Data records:

__________________________________________________

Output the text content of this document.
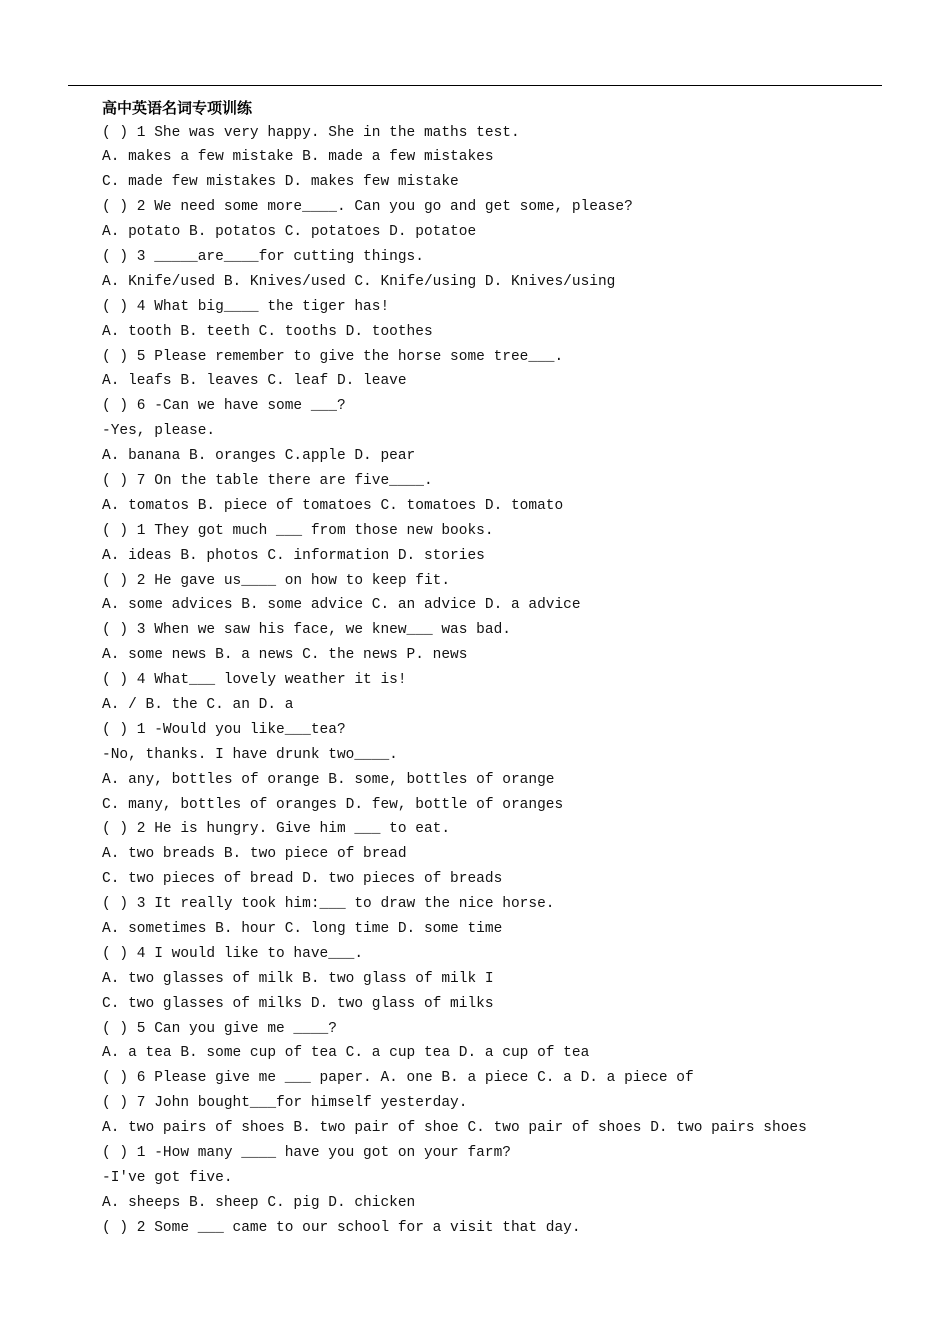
高中英语名词专项训练
( ) 1 She was very happy. She in the maths test.
A. makes a few mistake B. made a few mistakes
C. made few mistakes D. makes few mistake
( ) 2 We need some more____. Can you go and get some, please?
A. potato B. potatos C. potatoes D. potatoe
( ) 3 _____are____for cutting things.
A. Knife/used B. Knives/used C. Knife/using D. Knives/using
( ) 4 What big____ the tiger has!
A. tooth B. teeth C. tooths D. toothes
( ) 5 Please remember to give the horse some tree___.
A. leafs B. leaves C. leaf D. leave
( ) 6 -Can we have some ___?
-Yes, please.
A. banana B. oranges C.apple D. pear
( ) 7 On the table there are five____.
A. tomatos B. piece of tomatoes C. tomatoes D. tomato
( ) 1 They got much ___ from those new books.
A. ideas B. photos C. information D. stories
( ) 2 He gave us____ on how to keep fit.
A. some advices B. some advice C. an advice D. a advice
( ) 3 When we saw his face, we knew___ was bad.
A. some news B. a news C. the news P. news
( ) 4 What___ lovely weather it is!
A. / B. the C. an D. a
( ) 1 -Would you like___tea?
-No, thanks. I have drunk two____.
A. any, bottles of orange B. some, bottles of orange
C. many, bottles of oranges D. few, bottle of oranges
( ) 2 He is hungry. Give him ___ to eat.
A. two breads B. two piece of bread
C. two pieces of bread D. two pieces of breads
( ) 3 It really took him:___ to draw the nice horse.
A. sometimes B. hour C. long time D. some time
( ) 4 I would like to have___.
A. two glasses of milk B. two glass of milk I
C. two glasses of milks D. two glass of milks
( ) 5 Can you give me ____?
A. a tea B. some cup of tea C. a cup tea D. a cup of tea
( ) 6 Please give me ___ paper. A. one B. a piece C. a D. a piece of
( ) 7 John bought___for himself yesterday.
A. two pairs of shoes B. two pair of shoe C. two pair of shoes D. two pairs shoes
( ) 1 -How many ____ have you got on your farm?
-I've got five.
A. sheeps B. sheep C. pig D. chicken
( ) 2 Some ___ came to our school for a visit that day.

__________________________________________________

What you should do> The answer is one number: how many lines of the material above contain "bread".

Problem solution> 2